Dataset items
<<<<

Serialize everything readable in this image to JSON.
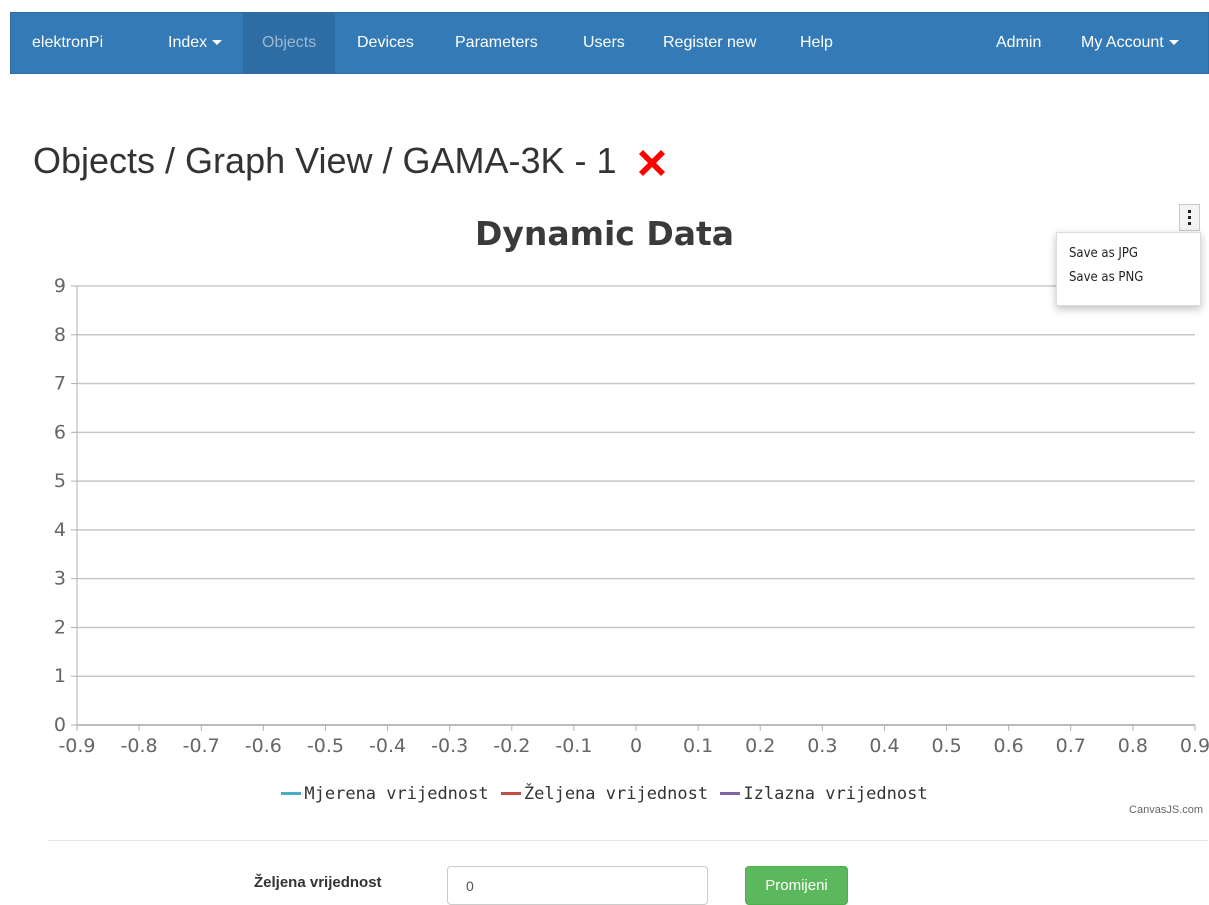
{
  "navbar": {
    "brand": "elektronPi",
    "items": [
      {
        "label": "Index",
        "dropdown": true
      },
      {
        "label": "Objects",
        "active": true
      },
      {
        "label": "Devices"
      },
      {
        "label": "Parameters"
      },
      {
        "label": "Users"
      },
      {
        "label": "Register new"
      },
      {
        "label": "Help"
      }
    ],
    "right": [
      {
        "label": "Admin"
      },
      {
        "label": "My Account",
        "dropdown": true
      }
    ],
    "color": "#337ab7"
  },
  "page": {
    "title": "Objects / Graph View / GAMA-3K - 1",
    "title_icon": "close-x-icon",
    "title_icon_color": "#ff0000"
  },
  "chart_menu": {
    "icon": "more-vertical-icon",
    "items": [
      "Save as JPG",
      "Save as PNG"
    ]
  },
  "chart_credit": "CanvasJS.com",
  "chart_data": {
    "type": "line",
    "title": "Dynamic Data",
    "xlabel": "",
    "ylabel": "",
    "x_ticks": [
      "-0.9",
      "-0.8",
      "-0.7",
      "-0.6",
      "-0.5",
      "-0.4",
      "-0.3",
      "-0.2",
      "-0.1",
      "0",
      "0.1",
      "0.2",
      "0.3",
      "0.4",
      "0.5",
      "0.6",
      "0.7",
      "0.8",
      "0.9"
    ],
    "y_ticks": [
      "0",
      "1",
      "2",
      "3",
      "4",
      "5",
      "6",
      "7",
      "8",
      "9"
    ],
    "xlim": [
      -0.9,
      0.9
    ],
    "ylim": [
      0,
      9
    ],
    "grid": true,
    "legend_position": "bottom",
    "series": [
      {
        "name": "Mjerena vrijednost",
        "color": "#4bacc6",
        "values": []
      },
      {
        "name": "Željena vrijednost",
        "color": "#c0504d",
        "values": []
      },
      {
        "name": "Izlazna vrijednost",
        "color": "#8064a2",
        "values": []
      }
    ]
  },
  "form": {
    "label": "Željena vrijednost",
    "input_value": "0",
    "button_label": "Promijeni",
    "button_color": "#5cb85c"
  }
}
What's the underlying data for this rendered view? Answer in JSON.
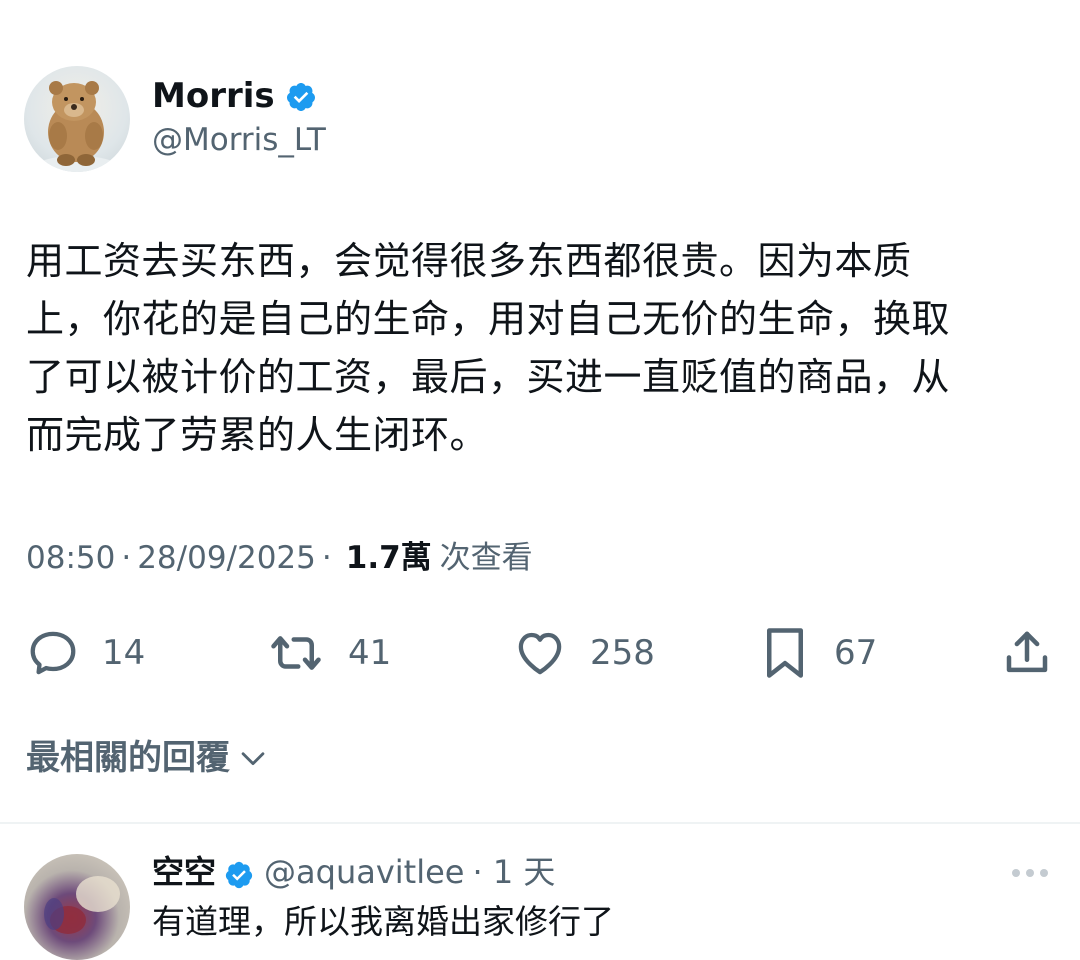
{
  "tweet": {
    "author": {
      "name": "Morris",
      "handle": "@Morris_LT",
      "verified": true,
      "avatar_icon": "bear-avatar"
    },
    "text": "用工资去买东西，会觉得很多东西都很贵。因为本质\n上，你花的是自己的生命，用对自己无价的生命，换取\n了可以被计价的工资，最后，买进一直贬值的商品，从\n而完成了劳累的人生闭环。",
    "time": "08:50",
    "separator": "·",
    "date": "28/09/2025",
    "views_count": "1.7萬",
    "views_label": "次查看",
    "actions": {
      "replies": "14",
      "reposts": "41",
      "likes": "258",
      "bookmarks": "67"
    }
  },
  "reply_sort": {
    "label": "最相關的回覆"
  },
  "replies": [
    {
      "name": "空空",
      "verified": true,
      "handle": "@aquavitlee",
      "time": "· 1 天",
      "text": "有道理，所以我离婚出家修行了"
    }
  ],
  "colors": {
    "text_primary": "#0f1419",
    "text_secondary": "#536471",
    "verified_blue": "#1d9bf0",
    "divider": "#eff3f4"
  }
}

>>>>

■ Given problem
The lines to be extracted begin at the line containing "What's the underlying" and continue through the final line of the material above, both ends included. Reproduce them exactly, without the pictures.

■ Correct output
What's the underlying data for this rendered view? Answer in JSON.
{
  "tweet": {
    "author": {
      "name": "Morris",
      "handle": "@Morris_LT",
      "verified": true,
      "avatar_icon": "bear-avatar"
    },
    "text": "用工资去买东西，会觉得很多东西都很贵。因为本质\n上，你花的是自己的生命，用对自己无价的生命，换取\n了可以被计价的工资，最后，买进一直贬值的商品，从\n而完成了劳累的人生闭环。",
    "time": "08:50",
    "separator": "·",
    "date": "28/09/2025",
    "views_count": "1.7萬",
    "views_label": "次查看",
    "actions": {
      "replies": "14",
      "reposts": "41",
      "likes": "258",
      "bookmarks": "67"
    }
  },
  "reply_sort": {
    "label": "最相關的回覆"
  },
  "replies": [
    {
      "name": "空空",
      "verified": true,
      "handle": "@aquavitlee",
      "time": "· 1 天",
      "text": "有道理，所以我离婚出家修行了"
    }
  ],
  "colors": {
    "text_primary": "#0f1419",
    "text_secondary": "#536471",
    "verified_blue": "#1d9bf0",
    "divider": "#eff3f4"
  }
}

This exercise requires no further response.